Problem to solve :: From the Clasper Ops operations and observability document, return verbatim the passage between "Operations & Observability" and "debugging and analysis.", inclusive.

Document excerpt ::
* * * * *
Operations & Observability

Clasper Ops provides comprehensive operational tooling for running AI agents in production. This document covers tracing, replay, evaluation framework, workspace versioning, and the skill registry.

Tracing

Every agent execution produces a detailed trace for debugging and analysis.

Trace Structure

interface AgentTrace {
  id: string;                    // UUID v7 (time-ordered)
  tenantId: string;
  workspaceId: string;
  agentRole?: string;
  startedAt: string;
  completedAt?: string;
  durationMs?: number;
  workspaceHash?: string;        // SHA256 of workspace at execution time
  skillVersions: Record<string, string>;
  model: string;
  provider: string;
  input: {
    message: string;
    messageHistory: number;
  };
  steps: TraceStep[];
  output?: {
    message: string;
    toolCalls: ToolCallTrace[];
  };
  usage: {
    inputTokens: number;
    outputTokens: number;
    totalCost: number;
  };
  redactedPrompt?: string;
  error?: string;
  labels?: Record<string, string>;
  taskId?: string;
  documentId?: string;
  messageId?: string;
}

Trace Steps

Traces record every significant step:

type TraceStep = LLMCallStep | ToolCallStep | ToolResultStep | ErrorStep;

interface LLMCallStep {
  type: 'llm_call';
  timestamp: string;
  durationMs: number;
  data: {
    model: string;
    provider: string;
    inputTokens: number;
    outputTokens: number;
    cost: number;
    hasToolCalls: boolean;
    finishReason?: string;
  };
}

interface ToolCallStep {
  type: 'tool_call';
  timestamp: string;
  durationMs: number;
  data: {
    toolCallId: string;
    toolName: string;
    arguments: unknown;  // Redacted
    permitted: boolean;
    permissionReason?: string;
  };
}

interface ToolResultStep {
  type: 'tool_result';
  timestamp: string;
  durationMs: number;
  data: {
    toolCallId: string;
    toolName: string;
    success: boolean;
    result?: unknown;  // Redacted
    error?: string;
  };
}

interface ErrorStep {
  type: 'error';
  timestamp: string;
  durationMs: number;
  data: {
    code: string;
    message: string;
    recoverable: boolean;
  };
}

Correlation IDs

Every request receives a trace ID that:

Is returned in the response (trace_id field)
* * * * *
Data excerpts ::

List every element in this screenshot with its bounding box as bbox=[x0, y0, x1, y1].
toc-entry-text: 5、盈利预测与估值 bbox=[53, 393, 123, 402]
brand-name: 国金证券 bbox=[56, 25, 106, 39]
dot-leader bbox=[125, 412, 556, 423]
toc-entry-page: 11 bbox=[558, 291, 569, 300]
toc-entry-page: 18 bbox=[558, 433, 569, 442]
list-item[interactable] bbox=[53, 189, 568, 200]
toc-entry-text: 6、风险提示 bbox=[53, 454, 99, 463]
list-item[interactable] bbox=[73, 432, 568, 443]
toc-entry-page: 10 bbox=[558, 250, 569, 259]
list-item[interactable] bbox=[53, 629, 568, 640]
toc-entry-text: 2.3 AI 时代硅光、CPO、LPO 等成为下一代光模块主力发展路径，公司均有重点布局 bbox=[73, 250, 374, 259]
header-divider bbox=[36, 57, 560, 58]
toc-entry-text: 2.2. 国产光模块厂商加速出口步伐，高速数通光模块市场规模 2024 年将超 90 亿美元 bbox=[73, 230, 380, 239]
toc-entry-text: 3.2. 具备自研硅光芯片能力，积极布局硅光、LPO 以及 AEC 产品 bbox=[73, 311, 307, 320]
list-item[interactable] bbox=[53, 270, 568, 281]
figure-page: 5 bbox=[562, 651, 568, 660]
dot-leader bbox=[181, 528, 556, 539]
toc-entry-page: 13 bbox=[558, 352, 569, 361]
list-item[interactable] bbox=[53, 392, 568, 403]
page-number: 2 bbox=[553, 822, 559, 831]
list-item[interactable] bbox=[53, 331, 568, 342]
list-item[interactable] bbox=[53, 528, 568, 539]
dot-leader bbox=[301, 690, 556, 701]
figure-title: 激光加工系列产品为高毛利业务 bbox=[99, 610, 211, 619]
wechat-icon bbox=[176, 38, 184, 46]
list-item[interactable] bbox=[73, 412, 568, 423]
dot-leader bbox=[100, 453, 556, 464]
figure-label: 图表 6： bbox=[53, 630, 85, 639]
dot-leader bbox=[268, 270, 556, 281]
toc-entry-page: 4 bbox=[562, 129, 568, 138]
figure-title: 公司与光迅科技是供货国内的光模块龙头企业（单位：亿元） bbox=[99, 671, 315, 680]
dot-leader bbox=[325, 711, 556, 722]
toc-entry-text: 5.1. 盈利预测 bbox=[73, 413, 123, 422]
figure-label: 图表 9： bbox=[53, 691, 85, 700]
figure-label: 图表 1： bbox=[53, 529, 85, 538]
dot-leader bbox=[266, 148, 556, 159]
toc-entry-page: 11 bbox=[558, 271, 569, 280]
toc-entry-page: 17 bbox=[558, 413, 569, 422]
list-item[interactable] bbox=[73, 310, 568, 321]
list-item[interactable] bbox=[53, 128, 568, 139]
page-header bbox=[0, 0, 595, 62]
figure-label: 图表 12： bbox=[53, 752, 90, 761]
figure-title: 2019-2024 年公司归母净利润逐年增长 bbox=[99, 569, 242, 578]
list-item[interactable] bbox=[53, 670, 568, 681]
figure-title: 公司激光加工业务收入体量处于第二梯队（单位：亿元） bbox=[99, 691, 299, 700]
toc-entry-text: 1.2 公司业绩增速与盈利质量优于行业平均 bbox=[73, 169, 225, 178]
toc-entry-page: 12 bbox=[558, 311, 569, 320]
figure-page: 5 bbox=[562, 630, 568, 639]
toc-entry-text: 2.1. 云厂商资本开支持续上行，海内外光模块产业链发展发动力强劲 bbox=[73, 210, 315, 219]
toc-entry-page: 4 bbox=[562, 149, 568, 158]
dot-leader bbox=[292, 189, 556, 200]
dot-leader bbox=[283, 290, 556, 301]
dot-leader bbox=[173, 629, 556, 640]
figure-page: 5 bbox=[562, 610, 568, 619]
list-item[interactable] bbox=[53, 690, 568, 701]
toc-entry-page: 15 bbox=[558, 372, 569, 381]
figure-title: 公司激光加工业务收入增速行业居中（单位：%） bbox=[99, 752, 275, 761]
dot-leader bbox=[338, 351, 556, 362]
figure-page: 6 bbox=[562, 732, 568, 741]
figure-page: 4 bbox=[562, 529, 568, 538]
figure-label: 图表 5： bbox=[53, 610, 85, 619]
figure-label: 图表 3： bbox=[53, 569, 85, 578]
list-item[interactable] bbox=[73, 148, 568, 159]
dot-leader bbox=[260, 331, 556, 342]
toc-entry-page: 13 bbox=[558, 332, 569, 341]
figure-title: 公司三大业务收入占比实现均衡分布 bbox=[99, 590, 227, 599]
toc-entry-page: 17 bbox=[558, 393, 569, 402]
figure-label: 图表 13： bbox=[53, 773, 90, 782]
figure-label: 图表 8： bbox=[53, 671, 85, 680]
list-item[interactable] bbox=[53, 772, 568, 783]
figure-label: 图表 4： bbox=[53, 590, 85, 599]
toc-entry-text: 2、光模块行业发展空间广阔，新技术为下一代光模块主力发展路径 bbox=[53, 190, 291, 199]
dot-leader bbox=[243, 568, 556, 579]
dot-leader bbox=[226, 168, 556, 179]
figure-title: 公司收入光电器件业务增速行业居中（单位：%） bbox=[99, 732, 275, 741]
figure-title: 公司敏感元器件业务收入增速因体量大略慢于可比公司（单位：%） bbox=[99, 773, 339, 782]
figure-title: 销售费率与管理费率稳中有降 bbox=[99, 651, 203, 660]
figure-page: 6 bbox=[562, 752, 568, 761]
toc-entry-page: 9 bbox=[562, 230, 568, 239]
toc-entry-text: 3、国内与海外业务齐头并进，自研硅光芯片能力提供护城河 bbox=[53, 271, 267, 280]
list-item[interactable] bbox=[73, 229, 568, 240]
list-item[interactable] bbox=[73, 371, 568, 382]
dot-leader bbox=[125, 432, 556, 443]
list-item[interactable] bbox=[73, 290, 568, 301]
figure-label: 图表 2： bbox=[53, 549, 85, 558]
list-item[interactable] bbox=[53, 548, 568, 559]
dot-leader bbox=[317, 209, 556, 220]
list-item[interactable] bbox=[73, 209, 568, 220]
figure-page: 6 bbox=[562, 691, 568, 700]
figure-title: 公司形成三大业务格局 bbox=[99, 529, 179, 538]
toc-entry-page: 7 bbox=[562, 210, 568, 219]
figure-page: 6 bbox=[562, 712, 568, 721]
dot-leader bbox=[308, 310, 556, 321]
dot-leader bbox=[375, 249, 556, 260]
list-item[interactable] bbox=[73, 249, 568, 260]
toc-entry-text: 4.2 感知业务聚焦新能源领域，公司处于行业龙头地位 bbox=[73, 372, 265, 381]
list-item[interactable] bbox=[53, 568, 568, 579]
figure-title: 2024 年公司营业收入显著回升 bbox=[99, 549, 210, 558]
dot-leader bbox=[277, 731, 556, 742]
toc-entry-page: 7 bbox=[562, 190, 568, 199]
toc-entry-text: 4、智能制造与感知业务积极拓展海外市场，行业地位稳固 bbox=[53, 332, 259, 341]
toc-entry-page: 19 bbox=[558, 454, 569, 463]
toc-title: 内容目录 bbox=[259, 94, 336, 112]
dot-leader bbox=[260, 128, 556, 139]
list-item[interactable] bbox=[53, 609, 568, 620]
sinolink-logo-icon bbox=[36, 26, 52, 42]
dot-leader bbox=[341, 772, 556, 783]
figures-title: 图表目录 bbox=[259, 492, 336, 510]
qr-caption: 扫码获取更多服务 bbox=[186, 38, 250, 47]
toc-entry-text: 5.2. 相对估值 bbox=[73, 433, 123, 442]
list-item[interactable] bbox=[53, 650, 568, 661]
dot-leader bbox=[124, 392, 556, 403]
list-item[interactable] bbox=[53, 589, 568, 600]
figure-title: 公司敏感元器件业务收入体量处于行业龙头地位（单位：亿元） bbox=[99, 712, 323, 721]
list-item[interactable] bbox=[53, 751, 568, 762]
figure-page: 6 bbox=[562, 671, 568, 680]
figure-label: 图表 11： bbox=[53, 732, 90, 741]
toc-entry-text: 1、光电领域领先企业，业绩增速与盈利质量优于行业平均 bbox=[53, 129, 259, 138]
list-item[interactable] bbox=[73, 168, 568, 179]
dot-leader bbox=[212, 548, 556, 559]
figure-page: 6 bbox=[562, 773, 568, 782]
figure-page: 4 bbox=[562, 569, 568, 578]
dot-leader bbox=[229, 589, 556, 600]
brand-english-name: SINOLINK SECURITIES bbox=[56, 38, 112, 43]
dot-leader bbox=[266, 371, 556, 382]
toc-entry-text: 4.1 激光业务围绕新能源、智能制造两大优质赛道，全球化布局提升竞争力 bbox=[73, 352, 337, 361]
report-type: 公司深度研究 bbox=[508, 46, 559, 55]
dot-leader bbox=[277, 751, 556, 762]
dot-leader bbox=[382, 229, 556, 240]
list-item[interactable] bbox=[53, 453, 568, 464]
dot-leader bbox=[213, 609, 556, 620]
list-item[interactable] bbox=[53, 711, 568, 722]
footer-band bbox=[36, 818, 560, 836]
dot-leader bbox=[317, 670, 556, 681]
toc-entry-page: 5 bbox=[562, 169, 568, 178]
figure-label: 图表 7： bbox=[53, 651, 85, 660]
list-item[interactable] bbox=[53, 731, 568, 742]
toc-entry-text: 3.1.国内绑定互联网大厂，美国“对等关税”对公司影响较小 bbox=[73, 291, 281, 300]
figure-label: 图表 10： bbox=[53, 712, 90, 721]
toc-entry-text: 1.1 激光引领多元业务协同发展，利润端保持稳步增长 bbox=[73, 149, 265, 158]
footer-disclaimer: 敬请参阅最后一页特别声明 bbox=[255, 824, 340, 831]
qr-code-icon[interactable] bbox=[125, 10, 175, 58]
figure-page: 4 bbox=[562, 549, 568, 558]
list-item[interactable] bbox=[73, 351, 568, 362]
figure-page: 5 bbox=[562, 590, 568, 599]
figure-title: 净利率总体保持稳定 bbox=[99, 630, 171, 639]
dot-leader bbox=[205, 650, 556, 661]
* * * * *
Result of this task ::
Operations & Observability

Clasper Ops provides comprehensive operational tooling for running AI agents in production. This document covers tracing, replay, evaluation framework, workspace versioning, and the skill registry.

Tracing

Every agent execution produces a detailed trace for debugging and analysis.